- [Your objective]: Return all of the data exactly as written, without the pictures.

- [Supplied records]:
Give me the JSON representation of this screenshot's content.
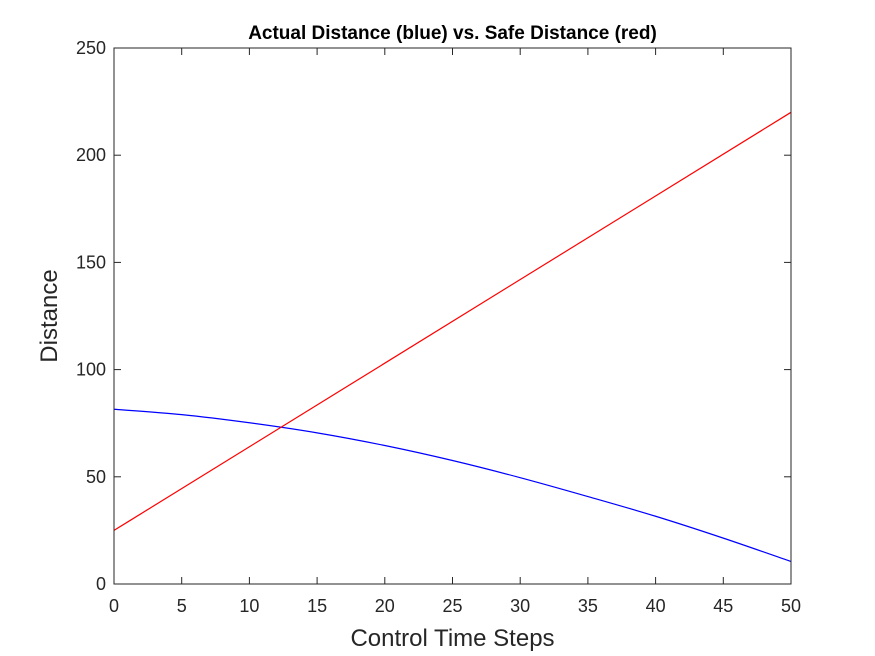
{
  "chart_data": {
    "type": "line",
    "title": "Actual Distance (blue) vs. Safe Distance (red)",
    "xlabel": "Control Time Steps",
    "ylabel": "Distance",
    "xlim": [
      0,
      50
    ],
    "ylim": [
      0,
      250
    ],
    "xticks": [
      0,
      5,
      10,
      15,
      20,
      25,
      30,
      35,
      40,
      45,
      50
    ],
    "yticks": [
      0,
      50,
      100,
      150,
      200,
      250
    ],
    "grid": false,
    "legend": "none",
    "series": [
      {
        "color": "#0000ff",
        "x": [
          0,
          5,
          10,
          15,
          20,
          25,
          30,
          35,
          40,
          45,
          50
        ],
        "y": [
          81.5,
          79.0,
          75.2,
          70.5,
          64.6,
          57.6,
          49.6,
          40.8,
          31.6,
          21.4,
          10.5
        ]
      },
      {
        "color": "#ff0000",
        "x": [
          0,
          50
        ],
        "y": [
          25,
          220
        ]
      }
    ]
  }
}
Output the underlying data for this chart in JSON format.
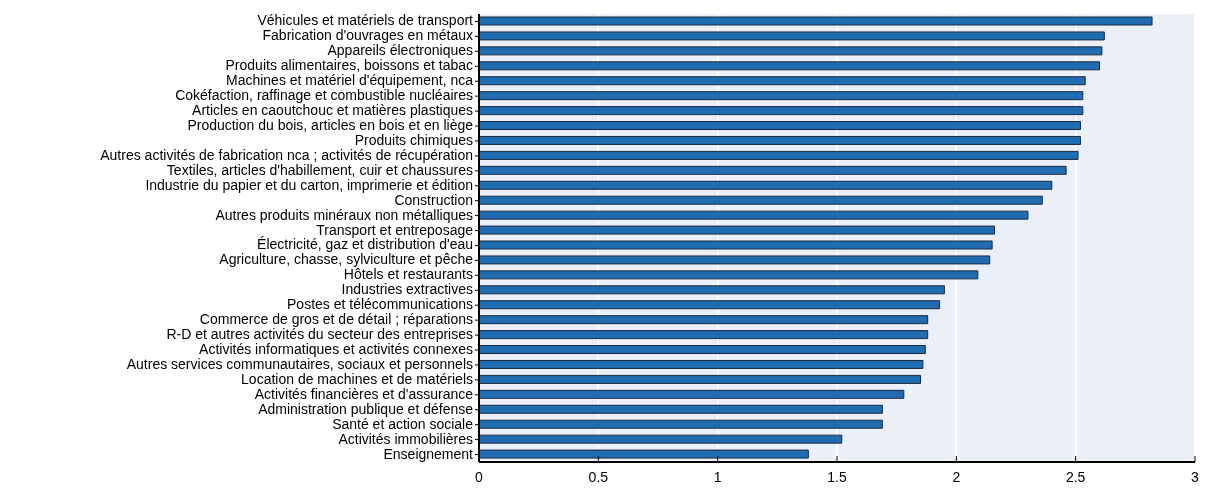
{
  "chart_data": {
    "type": "bar",
    "orientation": "horizontal",
    "categories": [
      "Véhicules et matériels de transport",
      "Fabrication d'ouvrages en métaux",
      "Appareils électroniques",
      "Produits alimentaires, boissons et tabac",
      "Machines et matériel d'équipement, nca",
      "Cokéfaction, raffinage et combustible nucléaires",
      "Articles en caoutchouc et matières plastiques",
      "Production du bois, articles en bois et en liège",
      "Produits chimiques",
      "Autres activités de fabrication nca ; activités de récupération",
      "Textiles, articles d'habillement, cuir et chaussures",
      "Industrie du papier et du carton, imprimerie et édition",
      "Construction",
      "Autres produits minéraux non métalliques",
      "Transport et entreposage",
      "Électricité, gaz et distribution d'eau",
      "Agriculture, chasse, sylviculture et pêche",
      "Hôtels et restaurants",
      "Industries extractives",
      "Postes et télécommunications",
      "Commerce de gros et de détail ; réparations",
      "R-D et autres activités du secteur des entreprises",
      "Activités informatiques et activités connexes",
      "Autres services communautaires, sociaux et personnels",
      "Location de machines et de matériels",
      "Activités financières et d'assurance",
      "Administration publique et défense",
      "Santé et action sociale",
      "Activités immobilières",
      "Enseignement"
    ],
    "values": [
      2.82,
      2.62,
      2.61,
      2.6,
      2.54,
      2.53,
      2.53,
      2.52,
      2.52,
      2.51,
      2.46,
      2.4,
      2.36,
      2.3,
      2.16,
      2.15,
      2.14,
      2.09,
      1.95,
      1.93,
      1.88,
      1.88,
      1.87,
      1.86,
      1.85,
      1.78,
      1.69,
      1.69,
      1.52,
      1.38
    ],
    "color": "#1f6cb0",
    "xlim": [
      0,
      3
    ],
    "xticks": [
      0,
      0.5,
      1,
      1.5,
      2,
      2.5,
      3
    ],
    "grid": "x"
  }
}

- [Exercise solution]:
Give me the JSON representation of this screenshot's content.
{
  "chart_data": {
    "type": "line",
    "title": "Actual Distance (blue) vs. Safe Distance (red)",
    "xlabel": "Control Time Steps",
    "ylabel": "Distance",
    "xlim": [
      0,
      50
    ],
    "ylim": [
      0,
      250
    ],
    "xticks": [
      0,
      5,
      10,
      15,
      20,
      25,
      30,
      35,
      40,
      45,
      50
    ],
    "yticks": [
      0,
      50,
      100,
      150,
      200,
      250
    ],
    "grid": false,
    "legend": "none",
    "series": [
      {
        "color": "#0000ff",
        "x": [
          0,
          5,
          10,
          15,
          20,
          25,
          30,
          35,
          40,
          45,
          50
        ],
        "y": [
          81.5,
          79.0,
          75.2,
          70.5,
          64.6,
          57.6,
          49.6,
          40.8,
          31.6,
          21.4,
          10.5
        ]
      },
      {
        "color": "#ff0000",
        "x": [
          0,
          50
        ],
        "y": [
          25,
          220
        ]
      }
    ]
  }
}
Output the underlying data for this chart in JSON format.
{
  "chart_data": {
    "type": "bar",
    "orientation": "horizontal",
    "categories": [
      "Véhicules et matériels de transport",
      "Fabrication d'ouvrages en métaux",
      "Appareils électroniques",
      "Produits alimentaires, boissons et tabac",
      "Machines et matériel d'équipement, nca",
      "Cokéfaction, raffinage et combustible nucléaires",
      "Articles en caoutchouc et matières plastiques",
      "Production du bois, articles en bois et en liège",
      "Produits chimiques",
      "Autres activités de fabrication nca ; activités de récupération",
      "Textiles, articles d'habillement, cuir et chaussures",
      "Industrie du papier et du carton, imprimerie et édition",
      "Construction",
      "Autres produits minéraux non métalliques",
      "Transport et entreposage",
      "Électricité, gaz et distribution d'eau",
      "Agriculture, chasse, sylviculture et pêche",
      "Hôtels et restaurants",
      "Industries extractives",
      "Postes et télécommunications",
      "Commerce de gros et de détail ; réparations",
      "R-D et autres activités du secteur des entreprises",
      "Activités informatiques et activités connexes",
      "Autres services communautaires, sociaux et personnels",
      "Location de machines et de matériels",
      "Activités financières et d'assurance",
      "Administration publique et défense",
      "Santé et action sociale",
      "Activités immobilières",
      "Enseignement"
    ],
    "values": [
      2.82,
      2.62,
      2.61,
      2.6,
      2.54,
      2.53,
      2.53,
      2.52,
      2.52,
      2.51,
      2.46,
      2.4,
      2.36,
      2.3,
      2.16,
      2.15,
      2.14,
      2.09,
      1.95,
      1.93,
      1.88,
      1.88,
      1.87,
      1.86,
      1.85,
      1.78,
      1.69,
      1.69,
      1.52,
      1.38
    ],
    "color": "#1f6cb0",
    "xlim": [
      0,
      3
    ],
    "xticks": [
      0,
      0.5,
      1,
      1.5,
      2,
      2.5,
      3
    ],
    "grid": "x"
  }
}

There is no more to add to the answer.